— START OF ROWS —

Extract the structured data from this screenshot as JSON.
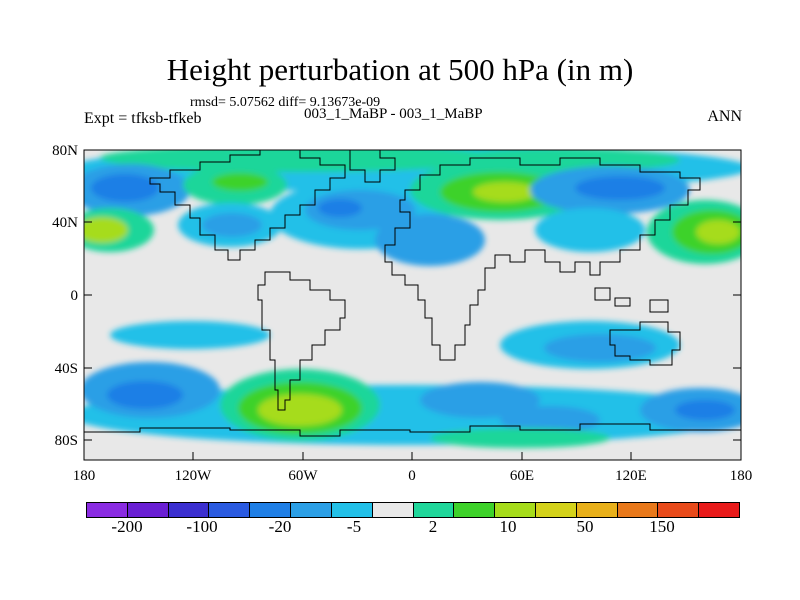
{
  "title": "Height perturbation at 500 hPa (in m)",
  "stats": "rmsd= 5.07562 diff= 9.13673e-09",
  "expt": "Expt = tfksb-tfkeb",
  "case": "003_1_MaBP - 003_1_MaBP",
  "season": "ANN",
  "lat_labels": [
    "80N",
    "40N",
    "0",
    "40S",
    "80S"
  ],
  "lon_labels": [
    "180",
    "120W",
    "60W",
    "0",
    "60E",
    "120E",
    "180"
  ],
  "colorbar": {
    "colors": [
      "#8a2be2",
      "#6a1fd4",
      "#3b2fd0",
      "#2a5ae0",
      "#1f7fe6",
      "#2b9fe6",
      "#22c0e8",
      "#e8e8e8",
      "#1fd69a",
      "#3ed22a",
      "#a6dc1a",
      "#d4d21a",
      "#e8b01a",
      "#e8781a",
      "#e84a1a",
      "#e81a1a"
    ],
    "labels": [
      "-200",
      "-100",
      "-20",
      "-5",
      "2",
      "10",
      "50",
      "150"
    ]
  },
  "palette": {
    "neutral": "#e8e8e8",
    "light_blue": "#22c0e8",
    "mid_blue": "#2b9fe6",
    "blue": "#1f7fe6",
    "green_teal": "#1fd69a",
    "green": "#3ed22a",
    "yellow_green": "#a6dc1a"
  }
}
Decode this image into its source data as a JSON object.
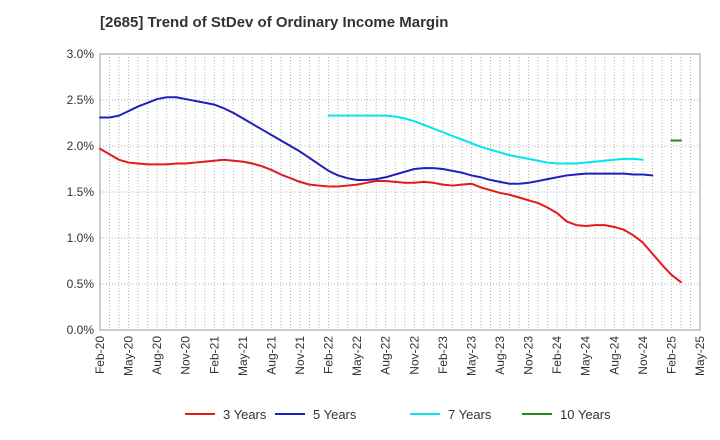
{
  "chart_data": {
    "type": "line",
    "title": "[2685]  Trend of StDev of Ordinary Income Margin",
    "xlabel": "",
    "ylabel": "",
    "x_ticks": [
      "Feb-20",
      "May-20",
      "Aug-20",
      "Nov-20",
      "Feb-21",
      "May-21",
      "Aug-21",
      "Nov-21",
      "Feb-22",
      "May-22",
      "Aug-22",
      "Nov-22",
      "Feb-23",
      "May-23",
      "Aug-23",
      "Nov-23",
      "Feb-24",
      "May-24",
      "Aug-24",
      "Nov-24",
      "Feb-25",
      "May-25"
    ],
    "y_ticks": [
      "0.0%",
      "0.5%",
      "1.0%",
      "1.5%",
      "2.0%",
      "2.5%",
      "3.0%"
    ],
    "ylim": [
      0,
      3.0
    ],
    "grid": true,
    "legend_position": "bottom",
    "series": [
      {
        "name": "3 Years",
        "color": "#e31a1c",
        "start_index": 0,
        "values": [
          1.97,
          1.91,
          1.85,
          1.82,
          1.81,
          1.8,
          1.8,
          1.8,
          1.81,
          1.81,
          1.82,
          1.83,
          1.84,
          1.85,
          1.84,
          1.83,
          1.81,
          1.78,
          1.74,
          1.69,
          1.65,
          1.61,
          1.58,
          1.57,
          1.56,
          1.56,
          1.57,
          1.58,
          1.6,
          1.62,
          1.62,
          1.61,
          1.6,
          1.6,
          1.61,
          1.6,
          1.58,
          1.57,
          1.58,
          1.59,
          1.55,
          1.52,
          1.49,
          1.47,
          1.44,
          1.41,
          1.38,
          1.33,
          1.27,
          1.18,
          1.14,
          1.13,
          1.14,
          1.14,
          1.12,
          1.09,
          1.03,
          0.95,
          0.83,
          0.71,
          0.6,
          0.52
        ]
      },
      {
        "name": "5 Years",
        "color": "#1f1fbf",
        "start_index": 0,
        "values": [
          2.31,
          2.31,
          2.33,
          2.38,
          2.43,
          2.47,
          2.51,
          2.53,
          2.53,
          2.51,
          2.49,
          2.47,
          2.45,
          2.41,
          2.36,
          2.3,
          2.24,
          2.18,
          2.12,
          2.06,
          2.0,
          1.94,
          1.87,
          1.8,
          1.73,
          1.68,
          1.65,
          1.63,
          1.63,
          1.64,
          1.66,
          1.69,
          1.72,
          1.75,
          1.76,
          1.76,
          1.75,
          1.73,
          1.71,
          1.68,
          1.66,
          1.63,
          1.61,
          1.59,
          1.59,
          1.6,
          1.62,
          1.64,
          1.66,
          1.68,
          1.69,
          1.7,
          1.7,
          1.7,
          1.7,
          1.7,
          1.69,
          1.69,
          1.68
        ]
      },
      {
        "name": "7 Years",
        "color": "#00e5ee",
        "start_index": 24,
        "values": [
          2.33,
          2.33,
          2.33,
          2.33,
          2.33,
          2.33,
          2.33,
          2.32,
          2.3,
          2.27,
          2.23,
          2.19,
          2.15,
          2.11,
          2.07,
          2.03,
          1.99,
          1.96,
          1.93,
          1.9,
          1.88,
          1.86,
          1.84,
          1.82,
          1.81,
          1.81,
          1.81,
          1.82,
          1.83,
          1.84,
          1.85,
          1.86,
          1.86,
          1.85
        ]
      },
      {
        "name": "10 Years",
        "color": "#228b22",
        "start_index": 60,
        "values": [
          2.06,
          2.06
        ]
      }
    ]
  }
}
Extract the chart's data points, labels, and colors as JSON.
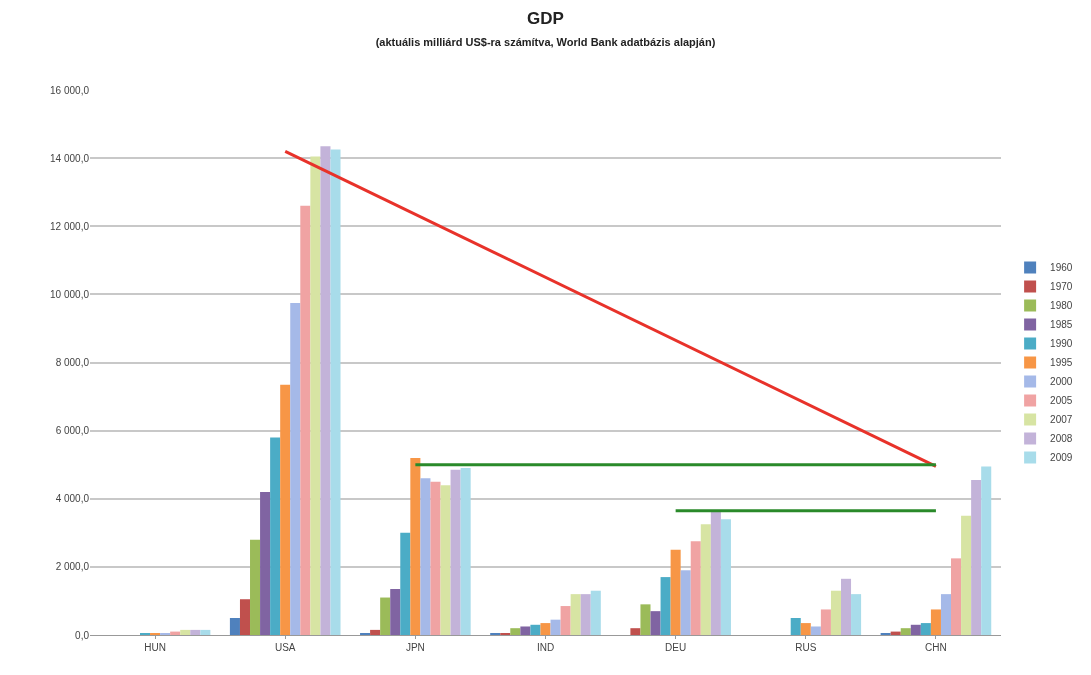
{
  "chart_data": {
    "type": "bar",
    "title": "GDP",
    "subtitle": "(aktuális milliárd US$-ra számítva, World Bank adatbázis alapján)",
    "categories": [
      "HUN",
      "USA",
      "JPN",
      "IND",
      "DEU",
      "RUS",
      "CHN"
    ],
    "ylim": [
      0,
      16000
    ],
    "yticks": [
      {
        "value": 0,
        "label": "0,0"
      },
      {
        "value": 2000,
        "label": "2 000,0"
      },
      {
        "value": 4000,
        "label": "4 000,0"
      },
      {
        "value": 6000,
        "label": "6 000,0"
      },
      {
        "value": 8000,
        "label": "8 000,0"
      },
      {
        "value": 10000,
        "label": "10 000,0"
      },
      {
        "value": 12000,
        "label": "12 000,0"
      },
      {
        "value": 14000,
        "label": "14 000,0"
      },
      {
        "value": 16000,
        "label": "16 000,0"
      }
    ],
    "grid": "y",
    "legend": "right",
    "series": [
      {
        "name": "1960",
        "color": "#4f81bd",
        "values": [
          null,
          500,
          50,
          50,
          null,
          null,
          50
        ]
      },
      {
        "name": "1970",
        "color": "#c0504d",
        "values": [
          null,
          1050,
          150,
          50,
          200,
          null,
          100
        ]
      },
      {
        "name": "1980",
        "color": "#9bbb59",
        "values": [
          null,
          2800,
          1100,
          200,
          900,
          null,
          200
        ]
      },
      {
        "name": "1985",
        "color": "#8064a2",
        "values": [
          null,
          4200,
          1350,
          250,
          700,
          null,
          300
        ]
      },
      {
        "name": "1990",
        "color": "#4bacc6",
        "values": [
          50,
          5800,
          3000,
          300,
          1700,
          500,
          350
        ]
      },
      {
        "name": "1995",
        "color": "#f79646",
        "values": [
          50,
          7350,
          5200,
          350,
          2500,
          350,
          750
        ]
      },
      {
        "name": "2000",
        "color": "#a5b9e8",
        "values": [
          50,
          9750,
          4600,
          450,
          1900,
          250,
          1200
        ]
      },
      {
        "name": "2005",
        "color": "#f0a3a3",
        "values": [
          100,
          12600,
          4500,
          850,
          2750,
          750,
          2250
        ]
      },
      {
        "name": "2007",
        "color": "#d7e4a3",
        "values": [
          150,
          14050,
          4400,
          1200,
          3250,
          1300,
          3500
        ]
      },
      {
        "name": "2008",
        "color": "#c3b3d9",
        "values": [
          150,
          14350,
          4850,
          1200,
          3650,
          1650,
          4550
        ]
      },
      {
        "name": "2009",
        "color": "#a8dcea",
        "values": [
          150,
          14250,
          4900,
          1300,
          3400,
          1200,
          4950
        ]
      },
      {
        "type": "line",
        "color": "#e8322a",
        "values": [
          null,
          14200,
          null,
          null,
          null,
          null,
          4950
        ]
      },
      {
        "type": "line",
        "color": "#2a8a2a",
        "values": [
          null,
          null,
          5000,
          null,
          null,
          null,
          5000
        ]
      },
      {
        "type": "line",
        "color": "#2a8a2a",
        "values": [
          null,
          null,
          null,
          null,
          3650,
          null,
          3650
        ]
      }
    ]
  }
}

— END OF ROWS —

> WHAT IS BEING ASKED
Of all the lines above, how many contain "JSON"? Give the number and nothing more.

> RESULT BELOW
3